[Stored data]
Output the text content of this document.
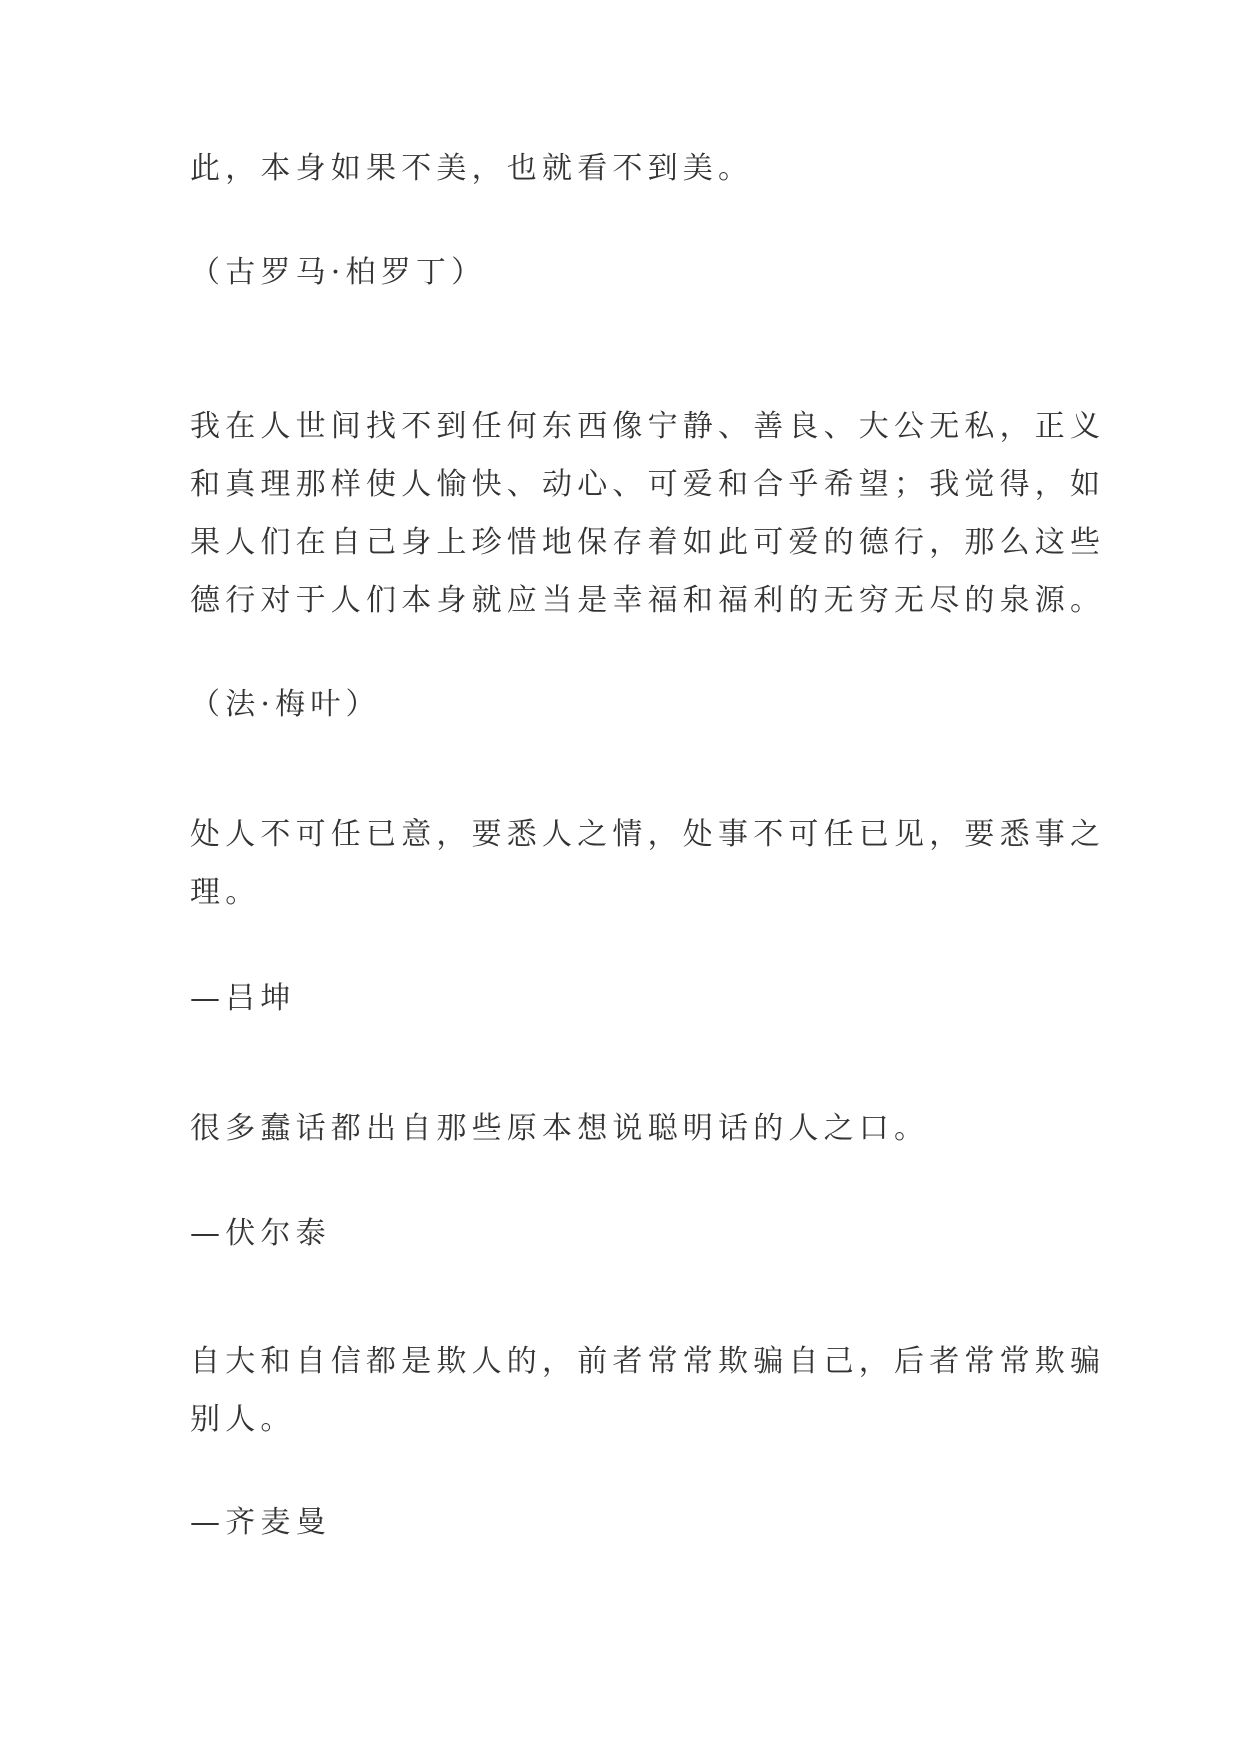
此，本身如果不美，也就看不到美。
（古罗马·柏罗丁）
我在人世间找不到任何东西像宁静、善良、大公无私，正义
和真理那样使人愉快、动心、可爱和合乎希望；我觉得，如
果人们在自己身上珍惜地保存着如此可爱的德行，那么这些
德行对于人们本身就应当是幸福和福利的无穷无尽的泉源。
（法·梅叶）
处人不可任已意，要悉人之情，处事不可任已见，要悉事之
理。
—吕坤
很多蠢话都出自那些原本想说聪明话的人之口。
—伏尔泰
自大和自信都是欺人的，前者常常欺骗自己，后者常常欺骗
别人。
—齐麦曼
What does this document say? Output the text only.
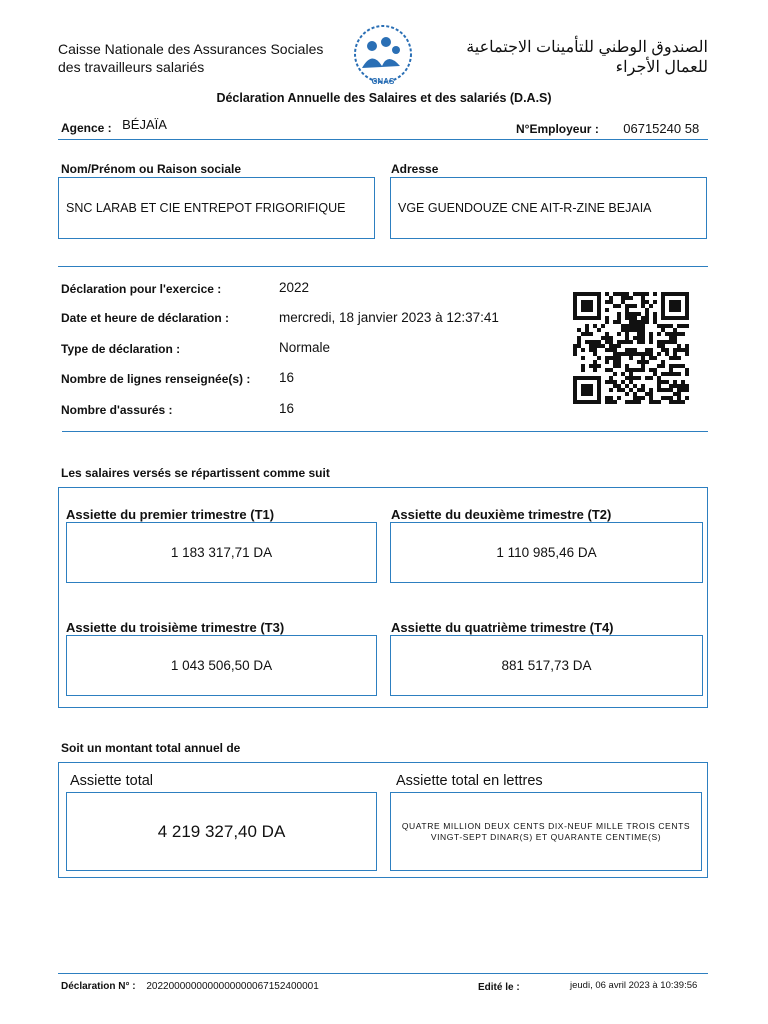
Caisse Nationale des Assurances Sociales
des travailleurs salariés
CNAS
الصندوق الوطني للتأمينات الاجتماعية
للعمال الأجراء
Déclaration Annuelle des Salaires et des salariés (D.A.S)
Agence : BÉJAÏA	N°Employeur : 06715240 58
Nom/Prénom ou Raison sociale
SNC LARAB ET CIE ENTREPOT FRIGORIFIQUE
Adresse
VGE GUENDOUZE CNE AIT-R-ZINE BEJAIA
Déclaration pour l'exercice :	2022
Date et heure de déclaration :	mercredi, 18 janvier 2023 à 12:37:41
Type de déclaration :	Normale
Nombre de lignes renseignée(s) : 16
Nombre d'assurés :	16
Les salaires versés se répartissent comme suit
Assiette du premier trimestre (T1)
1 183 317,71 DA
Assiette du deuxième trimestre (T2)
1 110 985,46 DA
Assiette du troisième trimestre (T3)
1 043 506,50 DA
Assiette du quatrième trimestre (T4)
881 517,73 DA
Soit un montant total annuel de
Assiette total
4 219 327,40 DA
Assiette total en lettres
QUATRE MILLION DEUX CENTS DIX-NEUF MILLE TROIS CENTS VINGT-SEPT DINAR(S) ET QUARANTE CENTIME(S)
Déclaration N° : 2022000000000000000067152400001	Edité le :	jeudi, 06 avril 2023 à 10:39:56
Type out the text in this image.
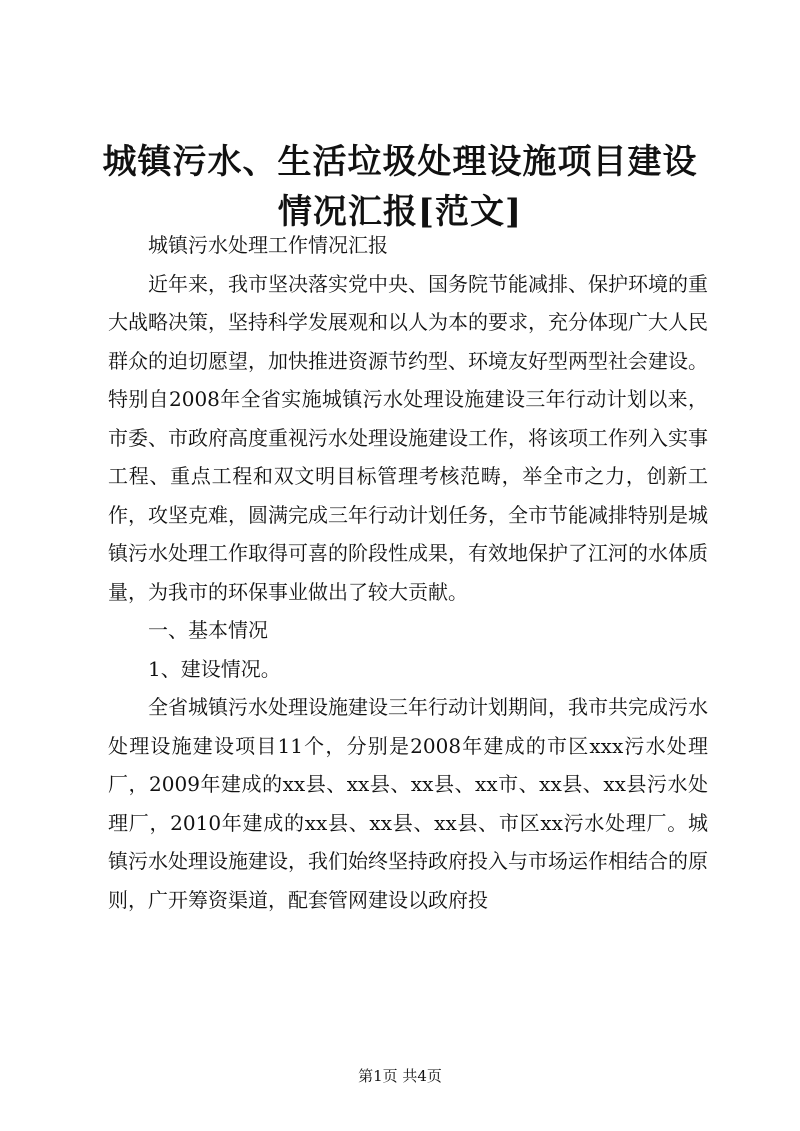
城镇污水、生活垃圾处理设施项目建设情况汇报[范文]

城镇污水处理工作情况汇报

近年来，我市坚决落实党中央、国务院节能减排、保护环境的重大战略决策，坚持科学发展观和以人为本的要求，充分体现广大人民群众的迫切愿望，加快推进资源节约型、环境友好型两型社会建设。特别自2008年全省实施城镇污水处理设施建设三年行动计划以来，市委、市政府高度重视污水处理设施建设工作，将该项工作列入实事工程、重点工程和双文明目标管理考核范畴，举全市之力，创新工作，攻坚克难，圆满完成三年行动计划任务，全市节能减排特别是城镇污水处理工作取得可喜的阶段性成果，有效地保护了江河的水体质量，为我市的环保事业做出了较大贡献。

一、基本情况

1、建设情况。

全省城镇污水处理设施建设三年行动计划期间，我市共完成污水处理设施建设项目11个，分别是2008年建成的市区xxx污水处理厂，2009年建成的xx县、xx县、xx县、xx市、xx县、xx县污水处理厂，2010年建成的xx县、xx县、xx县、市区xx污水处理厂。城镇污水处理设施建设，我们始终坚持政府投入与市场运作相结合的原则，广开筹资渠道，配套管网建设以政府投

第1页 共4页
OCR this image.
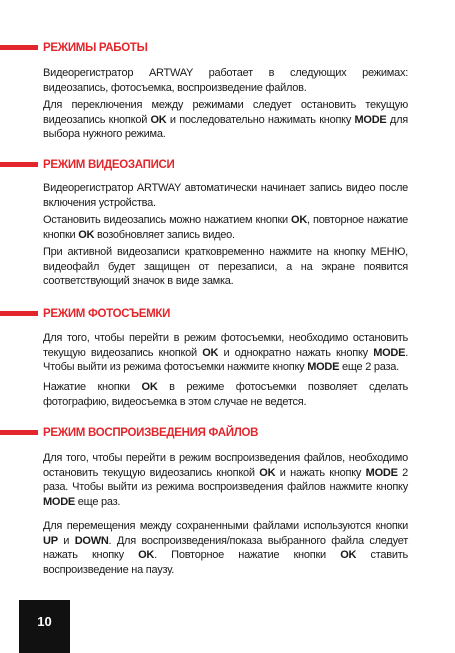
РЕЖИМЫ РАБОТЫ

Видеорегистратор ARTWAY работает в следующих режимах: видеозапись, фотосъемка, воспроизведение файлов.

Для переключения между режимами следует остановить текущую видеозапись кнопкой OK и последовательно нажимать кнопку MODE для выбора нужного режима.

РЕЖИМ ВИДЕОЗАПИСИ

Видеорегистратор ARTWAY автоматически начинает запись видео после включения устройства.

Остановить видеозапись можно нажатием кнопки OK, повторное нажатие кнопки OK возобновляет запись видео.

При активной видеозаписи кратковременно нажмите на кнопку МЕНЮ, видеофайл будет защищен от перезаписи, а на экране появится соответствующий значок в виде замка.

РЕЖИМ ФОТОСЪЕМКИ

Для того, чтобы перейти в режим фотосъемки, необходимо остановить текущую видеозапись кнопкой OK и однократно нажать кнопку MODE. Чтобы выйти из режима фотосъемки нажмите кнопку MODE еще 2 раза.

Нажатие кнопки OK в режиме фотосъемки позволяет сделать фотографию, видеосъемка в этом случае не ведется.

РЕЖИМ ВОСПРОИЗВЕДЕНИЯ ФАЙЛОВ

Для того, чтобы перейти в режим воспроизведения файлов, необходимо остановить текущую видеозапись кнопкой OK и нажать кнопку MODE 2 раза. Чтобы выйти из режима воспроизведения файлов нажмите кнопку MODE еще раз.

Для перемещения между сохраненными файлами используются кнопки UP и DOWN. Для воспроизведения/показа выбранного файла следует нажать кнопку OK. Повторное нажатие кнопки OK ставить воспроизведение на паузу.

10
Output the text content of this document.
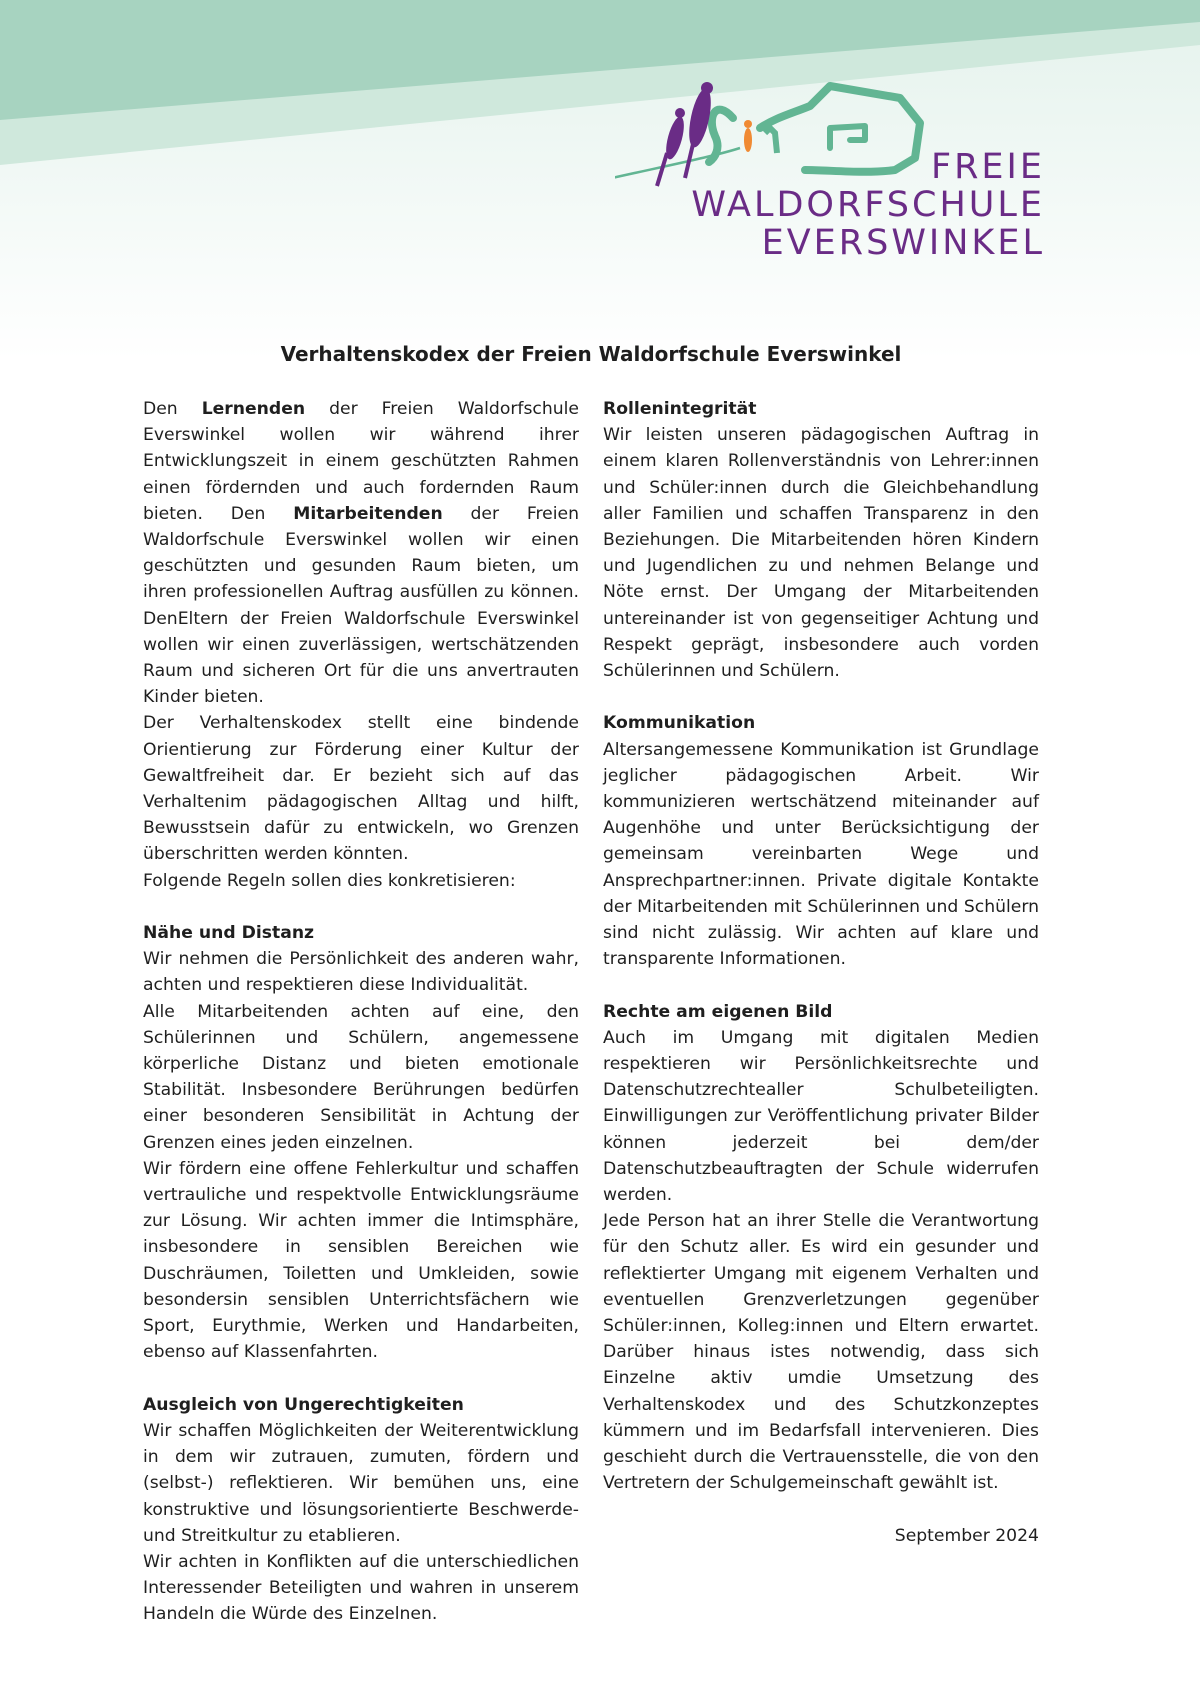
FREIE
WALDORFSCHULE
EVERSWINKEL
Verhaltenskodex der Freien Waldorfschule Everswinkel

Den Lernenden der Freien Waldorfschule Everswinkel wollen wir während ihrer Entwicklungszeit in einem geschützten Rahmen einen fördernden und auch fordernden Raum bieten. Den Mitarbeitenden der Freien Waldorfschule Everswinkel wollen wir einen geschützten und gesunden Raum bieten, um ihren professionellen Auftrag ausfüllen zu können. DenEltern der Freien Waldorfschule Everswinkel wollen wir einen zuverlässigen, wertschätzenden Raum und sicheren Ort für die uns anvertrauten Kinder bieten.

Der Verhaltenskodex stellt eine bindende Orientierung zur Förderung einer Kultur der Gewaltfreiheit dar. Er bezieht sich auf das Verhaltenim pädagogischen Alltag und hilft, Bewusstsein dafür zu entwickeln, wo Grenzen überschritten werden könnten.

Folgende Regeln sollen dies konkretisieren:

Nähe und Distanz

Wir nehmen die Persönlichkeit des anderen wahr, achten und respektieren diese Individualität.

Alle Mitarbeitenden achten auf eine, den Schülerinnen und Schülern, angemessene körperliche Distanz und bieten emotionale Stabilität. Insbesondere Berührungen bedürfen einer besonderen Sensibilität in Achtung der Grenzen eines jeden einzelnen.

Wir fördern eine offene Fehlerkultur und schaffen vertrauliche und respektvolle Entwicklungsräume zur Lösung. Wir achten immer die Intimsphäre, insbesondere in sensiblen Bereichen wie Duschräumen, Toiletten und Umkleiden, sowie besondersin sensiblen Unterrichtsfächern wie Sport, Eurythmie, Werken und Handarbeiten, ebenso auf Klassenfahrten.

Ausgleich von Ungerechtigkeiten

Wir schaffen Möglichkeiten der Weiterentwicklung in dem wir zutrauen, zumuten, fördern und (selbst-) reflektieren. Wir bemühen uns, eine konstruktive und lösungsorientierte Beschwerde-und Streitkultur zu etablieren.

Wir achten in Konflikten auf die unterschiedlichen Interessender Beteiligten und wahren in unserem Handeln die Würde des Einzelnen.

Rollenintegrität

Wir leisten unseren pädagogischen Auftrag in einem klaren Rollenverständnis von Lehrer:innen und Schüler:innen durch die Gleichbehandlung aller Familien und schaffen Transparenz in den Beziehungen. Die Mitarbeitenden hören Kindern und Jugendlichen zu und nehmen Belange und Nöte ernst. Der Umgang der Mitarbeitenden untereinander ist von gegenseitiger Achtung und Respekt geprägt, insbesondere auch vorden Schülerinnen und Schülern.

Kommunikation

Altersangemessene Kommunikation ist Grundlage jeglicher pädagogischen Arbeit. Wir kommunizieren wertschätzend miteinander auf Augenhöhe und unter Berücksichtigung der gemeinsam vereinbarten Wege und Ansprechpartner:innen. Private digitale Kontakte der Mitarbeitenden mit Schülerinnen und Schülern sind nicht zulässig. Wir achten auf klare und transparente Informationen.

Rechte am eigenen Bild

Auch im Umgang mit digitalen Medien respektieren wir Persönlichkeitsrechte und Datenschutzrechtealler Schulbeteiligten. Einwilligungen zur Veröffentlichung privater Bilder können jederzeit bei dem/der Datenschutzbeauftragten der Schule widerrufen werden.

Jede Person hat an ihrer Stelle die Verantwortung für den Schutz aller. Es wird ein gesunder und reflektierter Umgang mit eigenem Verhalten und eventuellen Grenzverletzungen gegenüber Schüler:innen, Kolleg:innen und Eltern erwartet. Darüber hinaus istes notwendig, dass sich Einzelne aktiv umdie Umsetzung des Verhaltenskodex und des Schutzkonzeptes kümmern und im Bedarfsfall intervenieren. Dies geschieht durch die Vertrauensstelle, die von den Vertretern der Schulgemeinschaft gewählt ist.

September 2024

▶ **What is being asked**
Provide only the number of lines in the entries that hold the word "einer".

▶ **Solution**
2